• Raw data
- - -
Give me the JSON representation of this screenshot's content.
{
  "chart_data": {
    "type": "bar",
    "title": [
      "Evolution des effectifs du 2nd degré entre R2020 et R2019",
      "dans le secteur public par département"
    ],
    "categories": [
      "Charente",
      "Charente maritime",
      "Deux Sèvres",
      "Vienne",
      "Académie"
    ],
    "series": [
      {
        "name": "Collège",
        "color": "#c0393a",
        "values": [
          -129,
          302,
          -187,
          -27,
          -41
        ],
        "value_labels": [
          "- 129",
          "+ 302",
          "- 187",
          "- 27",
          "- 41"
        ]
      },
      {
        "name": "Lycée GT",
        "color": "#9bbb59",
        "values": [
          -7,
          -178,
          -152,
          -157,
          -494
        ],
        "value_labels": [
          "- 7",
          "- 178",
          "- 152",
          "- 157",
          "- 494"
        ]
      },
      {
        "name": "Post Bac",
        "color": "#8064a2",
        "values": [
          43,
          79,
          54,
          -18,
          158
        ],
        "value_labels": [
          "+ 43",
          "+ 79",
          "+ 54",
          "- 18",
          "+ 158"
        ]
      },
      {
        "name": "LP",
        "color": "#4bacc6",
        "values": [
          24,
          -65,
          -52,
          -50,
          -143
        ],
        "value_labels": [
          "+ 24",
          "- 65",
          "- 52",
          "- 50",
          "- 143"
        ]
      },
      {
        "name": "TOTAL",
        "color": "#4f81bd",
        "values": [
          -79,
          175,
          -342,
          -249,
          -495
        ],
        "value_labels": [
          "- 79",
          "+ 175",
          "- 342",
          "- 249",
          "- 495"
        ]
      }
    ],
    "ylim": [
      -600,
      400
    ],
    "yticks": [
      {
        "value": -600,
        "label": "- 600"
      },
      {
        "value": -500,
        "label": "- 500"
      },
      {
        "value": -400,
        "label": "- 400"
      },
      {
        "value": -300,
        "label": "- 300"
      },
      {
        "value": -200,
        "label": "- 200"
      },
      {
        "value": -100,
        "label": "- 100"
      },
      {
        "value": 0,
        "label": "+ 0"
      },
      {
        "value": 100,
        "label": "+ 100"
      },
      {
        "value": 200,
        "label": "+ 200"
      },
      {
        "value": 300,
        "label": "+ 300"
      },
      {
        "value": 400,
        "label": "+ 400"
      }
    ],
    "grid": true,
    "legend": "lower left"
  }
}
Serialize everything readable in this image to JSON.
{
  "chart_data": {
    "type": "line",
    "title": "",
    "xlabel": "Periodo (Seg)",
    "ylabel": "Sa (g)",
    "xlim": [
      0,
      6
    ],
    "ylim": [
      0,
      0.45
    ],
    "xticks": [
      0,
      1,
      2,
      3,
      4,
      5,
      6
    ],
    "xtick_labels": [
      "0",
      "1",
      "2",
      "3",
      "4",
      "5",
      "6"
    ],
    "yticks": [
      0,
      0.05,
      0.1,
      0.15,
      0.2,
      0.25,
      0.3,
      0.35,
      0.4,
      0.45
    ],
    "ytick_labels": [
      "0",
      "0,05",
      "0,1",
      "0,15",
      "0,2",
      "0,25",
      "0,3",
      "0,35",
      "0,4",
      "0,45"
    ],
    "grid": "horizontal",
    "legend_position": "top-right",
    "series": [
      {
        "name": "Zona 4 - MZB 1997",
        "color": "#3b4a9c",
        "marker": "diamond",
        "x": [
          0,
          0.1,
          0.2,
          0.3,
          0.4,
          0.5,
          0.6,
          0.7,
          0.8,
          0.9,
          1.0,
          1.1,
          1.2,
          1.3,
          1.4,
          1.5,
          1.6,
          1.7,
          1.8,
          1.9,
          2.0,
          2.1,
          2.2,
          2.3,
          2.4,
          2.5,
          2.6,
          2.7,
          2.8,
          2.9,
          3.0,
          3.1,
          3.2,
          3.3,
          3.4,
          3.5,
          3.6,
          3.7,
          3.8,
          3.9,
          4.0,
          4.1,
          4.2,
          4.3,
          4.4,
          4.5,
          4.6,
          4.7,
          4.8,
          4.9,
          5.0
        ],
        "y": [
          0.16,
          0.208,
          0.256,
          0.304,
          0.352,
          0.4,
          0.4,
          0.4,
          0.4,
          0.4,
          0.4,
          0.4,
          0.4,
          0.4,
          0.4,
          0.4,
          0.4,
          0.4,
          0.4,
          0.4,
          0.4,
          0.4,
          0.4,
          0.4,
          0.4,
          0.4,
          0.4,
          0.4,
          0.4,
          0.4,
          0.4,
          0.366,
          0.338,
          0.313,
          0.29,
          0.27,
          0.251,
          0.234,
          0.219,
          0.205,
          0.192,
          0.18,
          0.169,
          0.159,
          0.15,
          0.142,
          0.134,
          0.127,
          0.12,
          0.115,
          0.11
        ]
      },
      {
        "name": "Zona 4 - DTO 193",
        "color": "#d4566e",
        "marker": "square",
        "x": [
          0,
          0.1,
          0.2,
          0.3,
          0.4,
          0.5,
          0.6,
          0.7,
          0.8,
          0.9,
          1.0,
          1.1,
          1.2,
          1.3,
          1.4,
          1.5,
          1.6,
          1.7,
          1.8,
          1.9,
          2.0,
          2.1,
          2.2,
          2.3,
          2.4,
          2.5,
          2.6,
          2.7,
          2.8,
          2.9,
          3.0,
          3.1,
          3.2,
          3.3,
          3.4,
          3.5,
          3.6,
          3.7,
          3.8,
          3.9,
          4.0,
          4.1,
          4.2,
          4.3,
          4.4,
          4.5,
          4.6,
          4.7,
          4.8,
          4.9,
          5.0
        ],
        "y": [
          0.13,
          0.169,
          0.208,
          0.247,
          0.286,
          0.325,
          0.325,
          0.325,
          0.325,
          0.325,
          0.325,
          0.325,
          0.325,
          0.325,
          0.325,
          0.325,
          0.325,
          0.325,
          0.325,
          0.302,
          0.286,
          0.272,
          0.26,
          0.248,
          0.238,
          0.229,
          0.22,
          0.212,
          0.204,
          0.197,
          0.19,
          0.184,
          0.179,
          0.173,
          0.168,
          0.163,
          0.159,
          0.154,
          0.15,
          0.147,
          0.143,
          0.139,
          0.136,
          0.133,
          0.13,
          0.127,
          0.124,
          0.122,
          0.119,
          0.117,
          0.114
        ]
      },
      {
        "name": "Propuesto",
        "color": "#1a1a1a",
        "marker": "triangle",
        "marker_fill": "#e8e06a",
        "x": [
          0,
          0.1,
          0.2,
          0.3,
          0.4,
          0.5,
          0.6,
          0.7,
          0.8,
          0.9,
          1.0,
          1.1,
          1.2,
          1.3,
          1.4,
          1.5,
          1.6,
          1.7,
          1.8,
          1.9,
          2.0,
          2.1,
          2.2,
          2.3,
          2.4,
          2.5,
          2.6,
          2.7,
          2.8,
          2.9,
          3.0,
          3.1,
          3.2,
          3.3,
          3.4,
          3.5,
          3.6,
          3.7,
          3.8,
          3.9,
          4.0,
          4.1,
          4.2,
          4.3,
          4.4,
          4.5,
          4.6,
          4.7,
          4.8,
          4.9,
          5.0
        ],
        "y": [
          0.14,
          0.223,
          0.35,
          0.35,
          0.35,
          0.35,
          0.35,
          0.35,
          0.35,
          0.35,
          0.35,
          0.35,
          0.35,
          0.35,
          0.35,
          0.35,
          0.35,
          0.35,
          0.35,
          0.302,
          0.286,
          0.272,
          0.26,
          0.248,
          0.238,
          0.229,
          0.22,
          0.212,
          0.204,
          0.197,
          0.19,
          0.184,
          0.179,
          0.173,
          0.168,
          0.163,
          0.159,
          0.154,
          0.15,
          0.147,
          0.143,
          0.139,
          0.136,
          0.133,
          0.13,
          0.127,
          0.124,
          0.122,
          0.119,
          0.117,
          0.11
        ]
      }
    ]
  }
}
- - -
• Exercise requirements
Every line above should be printed again exactly as it stands.

• Solution to this problem
Give me the JSON representation of this screenshot's content.
{
  "chart_data": {
    "type": "bar",
    "title": [
      "Evolution des effectifs du 2nd degré entre R2020 et R2019",
      "dans le secteur public par département"
    ],
    "categories": [
      "Charente",
      "Charente maritime",
      "Deux Sèvres",
      "Vienne",
      "Académie"
    ],
    "series": [
      {
        "name": "Collège",
        "color": "#c0393a",
        "values": [
          -129,
          302,
          -187,
          -27,
          -41
        ],
        "value_labels": [
          "- 129",
          "+ 302",
          "- 187",
          "- 27",
          "- 41"
        ]
      },
      {
        "name": "Lycée GT",
        "color": "#9bbb59",
        "values": [
          -7,
          -178,
          -152,
          -157,
          -494
        ],
        "value_labels": [
          "- 7",
          "- 178",
          "- 152",
          "- 157",
          "- 494"
        ]
      },
      {
        "name": "Post Bac",
        "color": "#8064a2",
        "values": [
          43,
          79,
          54,
          -18,
          158
        ],
        "value_labels": [
          "+ 43",
          "+ 79",
          "+ 54",
          "- 18",
          "+ 158"
        ]
      },
      {
        "name": "LP",
        "color": "#4bacc6",
        "values": [
          24,
          -65,
          -52,
          -50,
          -143
        ],
        "value_labels": [
          "+ 24",
          "- 65",
          "- 52",
          "- 50",
          "- 143"
        ]
      },
      {
        "name": "TOTAL",
        "color": "#4f81bd",
        "values": [
          -79,
          175,
          -342,
          -249,
          -495
        ],
        "value_labels": [
          "- 79",
          "+ 175",
          "- 342",
          "- 249",
          "- 495"
        ]
      }
    ],
    "ylim": [
      -600,
      400
    ],
    "yticks": [
      {
        "value": -600,
        "label": "- 600"
      },
      {
        "value": -500,
        "label": "- 500"
      },
      {
        "value": -400,
        "label": "- 400"
      },
      {
        "value": -300,
        "label": "- 300"
      },
      {
        "value": -200,
        "label": "- 200"
      },
      {
        "value": -100,
        "label": "- 100"
      },
      {
        "value": 0,
        "label": "+ 0"
      },
      {
        "value": 100,
        "label": "+ 100"
      },
      {
        "value": 200,
        "label": "+ 200"
      },
      {
        "value": 300,
        "label": "+ 300"
      },
      {
        "value": 400,
        "label": "+ 400"
      }
    ],
    "grid": true,
    "legend": "lower left"
  }
}
Serialize everything readable in this image to JSON.
{
  "chart_data": {
    "type": "line",
    "title": "",
    "xlabel": "Periodo (Seg)",
    "ylabel": "Sa (g)",
    "xlim": [
      0,
      6
    ],
    "ylim": [
      0,
      0.45
    ],
    "xticks": [
      0,
      1,
      2,
      3,
      4,
      5,
      6
    ],
    "xtick_labels": [
      "0",
      "1",
      "2",
      "3",
      "4",
      "5",
      "6"
    ],
    "yticks": [
      0,
      0.05,
      0.1,
      0.15,
      0.2,
      0.25,
      0.3,
      0.35,
      0.4,
      0.45
    ],
    "ytick_labels": [
      "0",
      "0,05",
      "0,1",
      "0,15",
      "0,2",
      "0,25",
      "0,3",
      "0,35",
      "0,4",
      "0,45"
    ],
    "grid": "horizontal",
    "legend_position": "top-right",
    "series": [
      {
        "name": "Zona 4 - MZB 1997",
        "color": "#3b4a9c",
        "marker": "diamond",
        "x": [
          0,
          0.1,
          0.2,
          0.3,
          0.4,
          0.5,
          0.6,
          0.7,
          0.8,
          0.9,
          1.0,
          1.1,
          1.2,
          1.3,
          1.4,
          1.5,
          1.6,
          1.7,
          1.8,
          1.9,
          2.0,
          2.1,
          2.2,
          2.3,
          2.4,
          2.5,
          2.6,
          2.7,
          2.8,
          2.9,
          3.0,
          3.1,
          3.2,
          3.3,
          3.4,
          3.5,
          3.6,
          3.7,
          3.8,
          3.9,
          4.0,
          4.1,
          4.2,
          4.3,
          4.4,
          4.5,
          4.6,
          4.7,
          4.8,
          4.9,
          5.0
        ],
        "y": [
          0.16,
          0.208,
          0.256,
          0.304,
          0.352,
          0.4,
          0.4,
          0.4,
          0.4,
          0.4,
          0.4,
          0.4,
          0.4,
          0.4,
          0.4,
          0.4,
          0.4,
          0.4,
          0.4,
          0.4,
          0.4,
          0.4,
          0.4,
          0.4,
          0.4,
          0.4,
          0.4,
          0.4,
          0.4,
          0.4,
          0.4,
          0.366,
          0.338,
          0.313,
          0.29,
          0.27,
          0.251,
          0.234,
          0.219,
          0.205,
          0.192,
          0.18,
          0.169,
          0.159,
          0.15,
          0.142,
          0.134,
          0.127,
          0.12,
          0.115,
          0.11
        ]
      },
      {
        "name": "Zona 4 - DTO 193",
        "color": "#d4566e",
        "marker": "square",
        "x": [
          0,
          0.1,
          0.2,
          0.3,
          0.4,
          0.5,
          0.6,
          0.7,
          0.8,
          0.9,
          1.0,
          1.1,
          1.2,
          1.3,
          1.4,
          1.5,
          1.6,
          1.7,
          1.8,
          1.9,
          2.0,
          2.1,
          2.2,
          2.3,
          2.4,
          2.5,
          2.6,
          2.7,
          2.8,
          2.9,
          3.0,
          3.1,
          3.2,
          3.3,
          3.4,
          3.5,
          3.6,
          3.7,
          3.8,
          3.9,
          4.0,
          4.1,
          4.2,
          4.3,
          4.4,
          4.5,
          4.6,
          4.7,
          4.8,
          4.9,
          5.0
        ],
        "y": [
          0.13,
          0.169,
          0.208,
          0.247,
          0.286,
          0.325,
          0.325,
          0.325,
          0.325,
          0.325,
          0.325,
          0.325,
          0.325,
          0.325,
          0.325,
          0.325,
          0.325,
          0.325,
          0.325,
          0.302,
          0.286,
          0.272,
          0.26,
          0.248,
          0.238,
          0.229,
          0.22,
          0.212,
          0.204,
          0.197,
          0.19,
          0.184,
          0.179,
          0.173,
          0.168,
          0.163,
          0.159,
          0.154,
          0.15,
          0.147,
          0.143,
          0.139,
          0.136,
          0.133,
          0.13,
          0.127,
          0.124,
          0.122,
          0.119,
          0.117,
          0.114
        ]
      },
      {
        "name": "Propuesto",
        "color": "#1a1a1a",
        "marker": "triangle",
        "marker_fill": "#e8e06a",
        "x": [
          0,
          0.1,
          0.2,
          0.3,
          0.4,
          0.5,
          0.6,
          0.7,
          0.8,
          0.9,
          1.0,
          1.1,
          1.2,
          1.3,
          1.4,
          1.5,
          1.6,
          1.7,
          1.8,
          1.9,
          2.0,
          2.1,
          2.2,
          2.3,
          2.4,
          2.5,
          2.6,
          2.7,
          2.8,
          2.9,
          3.0,
          3.1,
          3.2,
          3.3,
          3.4,
          3.5,
          3.6,
          3.7,
          3.8,
          3.9,
          4.0,
          4.1,
          4.2,
          4.3,
          4.4,
          4.5,
          4.6,
          4.7,
          4.8,
          4.9,
          5.0
        ],
        "y": [
          0.14,
          0.223,
          0.35,
          0.35,
          0.35,
          0.35,
          0.35,
          0.35,
          0.35,
          0.35,
          0.35,
          0.35,
          0.35,
          0.35,
          0.35,
          0.35,
          0.35,
          0.35,
          0.35,
          0.302,
          0.286,
          0.272,
          0.26,
          0.248,
          0.238,
          0.229,
          0.22,
          0.212,
          0.204,
          0.197,
          0.19,
          0.184,
          0.179,
          0.173,
          0.168,
          0.163,
          0.159,
          0.154,
          0.15,
          0.147,
          0.143,
          0.139,
          0.136,
          0.133,
          0.13,
          0.127,
          0.124,
          0.122,
          0.119,
          0.117,
          0.11
        ]
      }
    ]
  }
}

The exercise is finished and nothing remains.